### Data supplied
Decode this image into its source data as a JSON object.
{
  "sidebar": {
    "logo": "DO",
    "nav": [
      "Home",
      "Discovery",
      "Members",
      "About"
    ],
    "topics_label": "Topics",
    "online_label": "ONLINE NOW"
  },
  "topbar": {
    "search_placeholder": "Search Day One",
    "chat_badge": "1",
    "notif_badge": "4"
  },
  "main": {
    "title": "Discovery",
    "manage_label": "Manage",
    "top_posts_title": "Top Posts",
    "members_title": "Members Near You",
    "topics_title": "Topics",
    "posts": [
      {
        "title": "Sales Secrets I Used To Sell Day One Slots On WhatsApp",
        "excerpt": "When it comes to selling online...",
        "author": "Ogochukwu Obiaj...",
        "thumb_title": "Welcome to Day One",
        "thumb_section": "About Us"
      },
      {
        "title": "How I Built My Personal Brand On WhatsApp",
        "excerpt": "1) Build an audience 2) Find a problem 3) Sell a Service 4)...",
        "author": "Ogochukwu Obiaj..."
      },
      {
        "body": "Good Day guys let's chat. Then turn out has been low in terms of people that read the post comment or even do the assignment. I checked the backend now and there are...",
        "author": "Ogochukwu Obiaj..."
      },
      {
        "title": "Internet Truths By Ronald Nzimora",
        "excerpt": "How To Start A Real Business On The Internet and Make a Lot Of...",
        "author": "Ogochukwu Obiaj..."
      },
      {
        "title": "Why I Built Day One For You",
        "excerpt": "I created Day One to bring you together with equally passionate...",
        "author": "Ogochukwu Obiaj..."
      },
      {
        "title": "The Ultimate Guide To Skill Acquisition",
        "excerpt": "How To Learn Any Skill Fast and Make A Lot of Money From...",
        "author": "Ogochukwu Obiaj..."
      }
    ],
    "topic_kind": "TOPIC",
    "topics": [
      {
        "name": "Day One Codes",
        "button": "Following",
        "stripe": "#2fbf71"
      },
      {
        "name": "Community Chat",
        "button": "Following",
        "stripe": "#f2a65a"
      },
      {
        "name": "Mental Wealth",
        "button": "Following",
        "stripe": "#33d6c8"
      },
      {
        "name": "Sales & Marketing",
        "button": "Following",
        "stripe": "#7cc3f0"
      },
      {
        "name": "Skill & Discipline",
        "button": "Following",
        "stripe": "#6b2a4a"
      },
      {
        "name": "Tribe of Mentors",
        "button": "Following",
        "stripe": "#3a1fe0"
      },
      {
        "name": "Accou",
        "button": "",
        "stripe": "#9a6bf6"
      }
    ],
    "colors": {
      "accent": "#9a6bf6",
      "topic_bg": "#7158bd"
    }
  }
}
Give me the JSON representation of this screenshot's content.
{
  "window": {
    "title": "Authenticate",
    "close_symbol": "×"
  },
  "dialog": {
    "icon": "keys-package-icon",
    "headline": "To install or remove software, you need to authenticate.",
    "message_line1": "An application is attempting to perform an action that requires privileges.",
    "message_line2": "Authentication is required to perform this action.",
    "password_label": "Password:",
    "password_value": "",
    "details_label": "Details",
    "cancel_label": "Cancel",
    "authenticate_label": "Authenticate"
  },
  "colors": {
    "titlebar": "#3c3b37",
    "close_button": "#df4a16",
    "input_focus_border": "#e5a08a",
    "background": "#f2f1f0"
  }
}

### Short exercise
Your task is to print all of the records exactly.

### Answer to this problem
Decode this image into its source data as a JSON object.
{
  "sidebar": {
    "logo": "DO",
    "nav": [
      "Home",
      "Discovery",
      "Members",
      "About"
    ],
    "topics_label": "Topics",
    "online_label": "ONLINE NOW"
  },
  "topbar": {
    "search_placeholder": "Search Day One",
    "chat_badge": "1",
    "notif_badge": "4"
  },
  "main": {
    "title": "Discovery",
    "manage_label": "Manage",
    "top_posts_title": "Top Posts",
    "members_title": "Members Near You",
    "topics_title": "Topics",
    "posts": [
      {
        "title": "Sales Secrets I Used To Sell Day One Slots On WhatsApp",
        "excerpt": "When it comes to selling online...",
        "author": "Ogochukwu Obiaj...",
        "thumb_title": "Welcome to Day One",
        "thumb_section": "About Us"
      },
      {
        "title": "How I Built My Personal Brand On WhatsApp",
        "excerpt": "1) Build an audience 2) Find a problem 3) Sell a Service 4)...",
        "author": "Ogochukwu Obiaj..."
      },
      {
        "body": "Good Day guys let's chat. Then turn out has been low in terms of people that read the post comment or even do the assignment. I checked the backend now and there are...",
        "author": "Ogochukwu Obiaj..."
      },
      {
        "title": "Internet Truths By Ronald Nzimora",
        "excerpt": "How To Start A Real Business On The Internet and Make a Lot Of...",
        "author": "Ogochukwu Obiaj..."
      },
      {
        "title": "Why I Built Day One For You",
        "excerpt": "I created Day One to bring you together with equally passionate...",
        "author": "Ogochukwu Obiaj..."
      },
      {
        "title": "The Ultimate Guide To Skill Acquisition",
        "excerpt": "How To Learn Any Skill Fast and Make A Lot of Money From...",
        "author": "Ogochukwu Obiaj..."
      }
    ],
    "topic_kind": "TOPIC",
    "topics": [
      {
        "name": "Day One Codes",
        "button": "Following",
        "stripe": "#2fbf71"
      },
      {
        "name": "Community Chat",
        "button": "Following",
        "stripe": "#f2a65a"
      },
      {
        "name": "Mental Wealth",
        "button": "Following",
        "stripe": "#33d6c8"
      },
      {
        "name": "Sales & Marketing",
        "button": "Following",
        "stripe": "#7cc3f0"
      },
      {
        "name": "Skill & Discipline",
        "button": "Following",
        "stripe": "#6b2a4a"
      },
      {
        "name": "Tribe of Mentors",
        "button": "Following",
        "stripe": "#3a1fe0"
      },
      {
        "name": "Accou",
        "button": "",
        "stripe": "#9a6bf6"
      }
    ],
    "colors": {
      "accent": "#9a6bf6",
      "topic_bg": "#7158bd"
    }
  }
}
Give me the JSON representation of this screenshot's content.
{
  "window": {
    "title": "Authenticate",
    "close_symbol": "×"
  },
  "dialog": {
    "icon": "keys-package-icon",
    "headline": "To install or remove software, you need to authenticate.",
    "message_line1": "An application is attempting to perform an action that requires privileges.",
    "message_line2": "Authentication is required to perform this action.",
    "password_label": "Password:",
    "password_value": "",
    "details_label": "Details",
    "cancel_label": "Cancel",
    "authenticate_label": "Authenticate"
  },
  "colors": {
    "titlebar": "#3c3b37",
    "close_button": "#df4a16",
    "input_focus_border": "#e5a08a",
    "background": "#f2f1f0"
  }
}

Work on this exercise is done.